---- Material supplied
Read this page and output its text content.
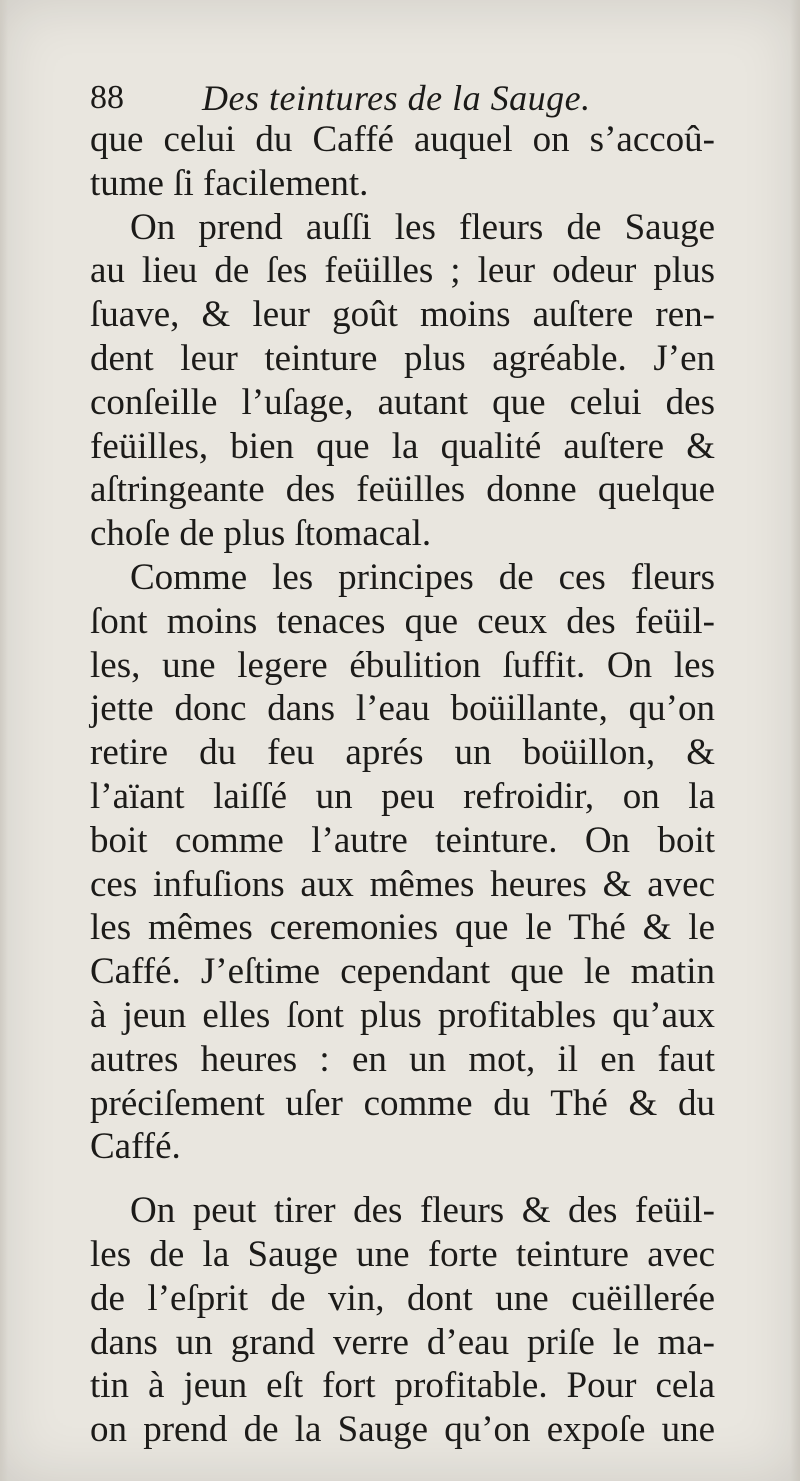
88 Des teintures de la Sauge.
que celui du Caffé auquel on s’accoû-
tume ſi facilement.
On prend auſſi les fleurs de Sauge
au lieu de ſes feüilles ; leur odeur plus
ſuave, & leur goût moins auſtere ren-
dent leur teinture plus agréable. J’en
conſeille l’uſage, autant que celui des
feüilles, bien que la qualité auſtere &
aſtringeante des feüilles donne quelque
choſe de plus ſtomacal.
Comme les principes de ces fleurs
ſont moins tenaces que ceux des feüil-
les, une legere ébulition ſuffit. On les
jette donc dans l’eau boüillante, qu’on
retire du feu aprés un boüillon, &
l’aïant laiſſé un peu refroidir, on la
boit comme l’autre teinture. On boit
ces infuſions aux mêmes heures & avec
les mêmes ceremonies que le Thé & le
Caffé. J’eſtime cependant que le matin
à jeun elles ſont plus profitables qu’aux
autres heures : en un mot, il en faut
préciſement uſer comme du Thé & du
Caffé.
On peut tirer des fleurs & des feüil-
les de la Sauge une forte teinture avec
de l’eſprit de vin, dont une cuëillerée
dans un grand verre d’eau priſe le ma-
tin à jeun eſt fort profitable. Pour cela
on prend de la Sauge qu’on expoſe une
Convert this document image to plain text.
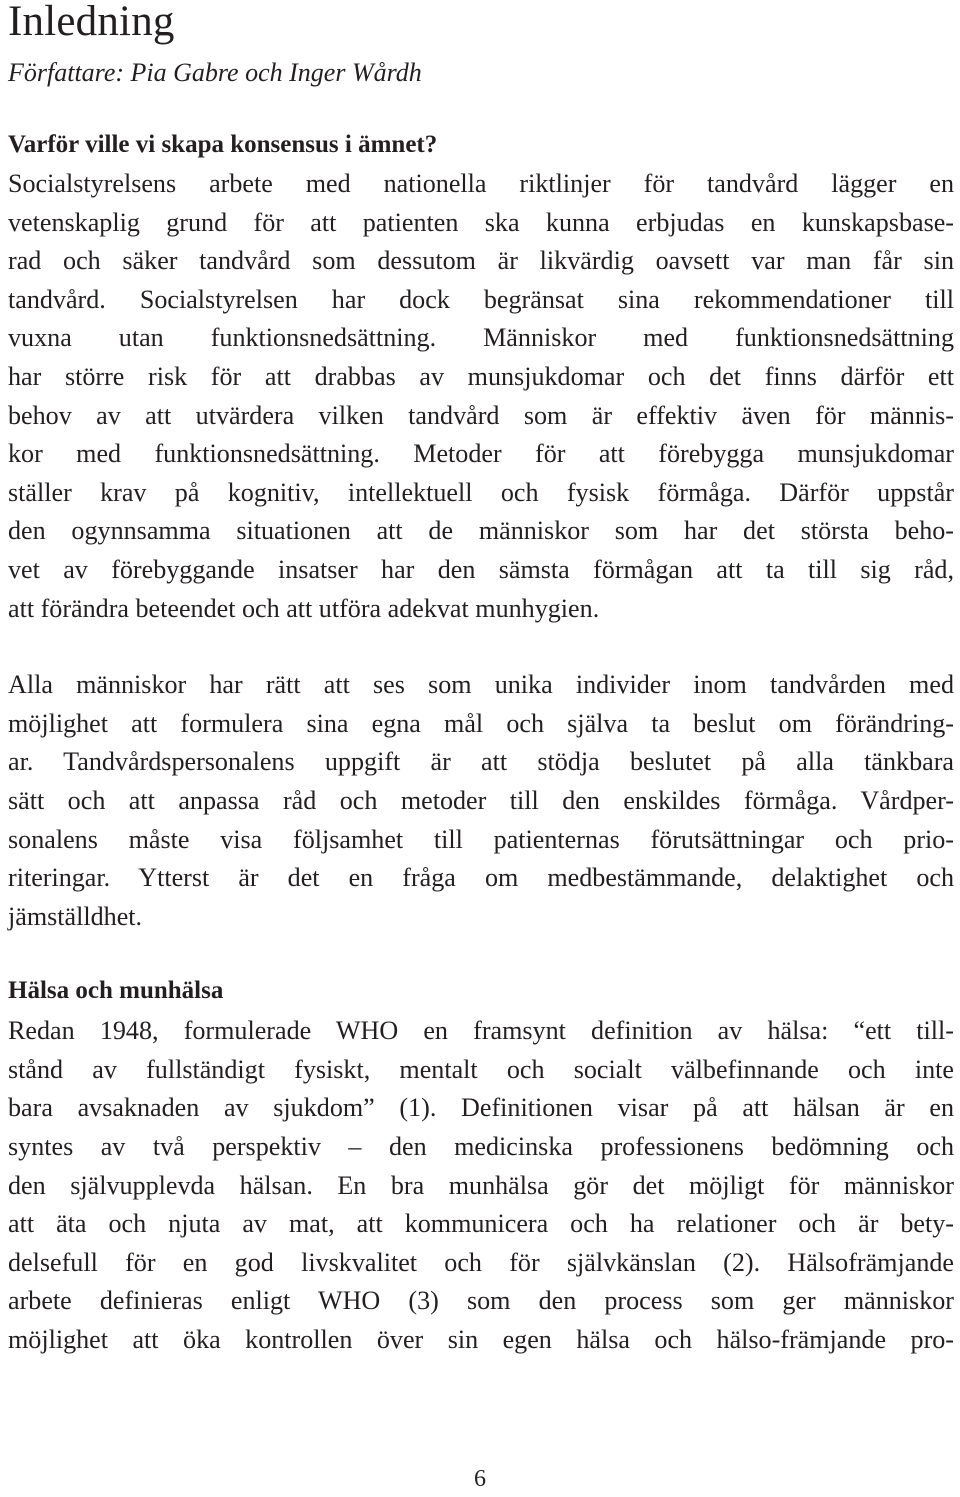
Inledning
Författare: Pia Gabre och Inger Wårdh
Varför ville vi skapa konsensus i ämnet?
Socialstyrelsens arbete med nationella riktlinjer för tandvård lägger en
vetenskaplig grund för att patienten ska kunna erbjudas en kunskapsbase-
rad och säker tandvård som dessutom är likvärdig oavsett var man får sin
tandvård. Socialstyrelsen har dock begränsat sina rekommendationer till
vuxna utan funktionsnedsättning. Människor med funktionsnedsättning
har större risk för att drabbas av munsjukdomar och det finns därför ett
behov av att utvärdera vilken tandvård som är effektiv även för männis-
kor med funktionsnedsättning. Metoder för att förebygga munsjukdomar
ställer krav på kognitiv, intellektuell och fysisk förmåga. Därför uppstår
den ogynnsamma situationen att de människor som har det största beho-
vet av förebyggande insatser har den sämsta förmågan att ta till sig råd,
att förändra beteendet och att utföra adekvat munhygien.
Alla människor har rätt att ses som unika individer inom tandvården med
möjlighet att formulera sina egna mål och själva ta beslut om förändring-
ar. Tandvårdspersonalens uppgift är att stödja beslutet på alla tänkbara
sätt och att anpassa råd och metoder till den enskildes förmåga. Vårdper-
sonalens måste visa följsamhet till patienternas förutsättningar och prio-
riteringar. Ytterst är det en fråga om medbestämmande, delaktighet och
jämställdhet.
Hälsa och munhälsa
Redan 1948, formulerade WHO en framsynt definition av hälsa: “ett till-
stånd av fullständigt fysiskt, mentalt och socialt välbefinnande och inte
bara avsaknaden av sjukdom” (1). Definitionen visar på att hälsan är en
syntes av två perspektiv – den medicinska professionens bedömning och
den självupplevda hälsan. En bra munhälsa gör det möjligt för människor
att äta och njuta av mat, att kommunicera och ha relationer och är bety-
delsefull för en god livskvalitet och för självkänslan (2). Hälsofrämjande
arbete definieras enligt WHO (3) som den process som ger människor
möjlighet att öka kontrollen över sin egen hälsa och hälso-främjande pro-
6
--------
## Exercise requirements:
Filter lines by "fleurs" and return each hit.

## Solved exercise:
On prend auſſi les fleurs de Sauge
Comme les principes de ces fleurs
On peut tirer des fleurs & des feüil-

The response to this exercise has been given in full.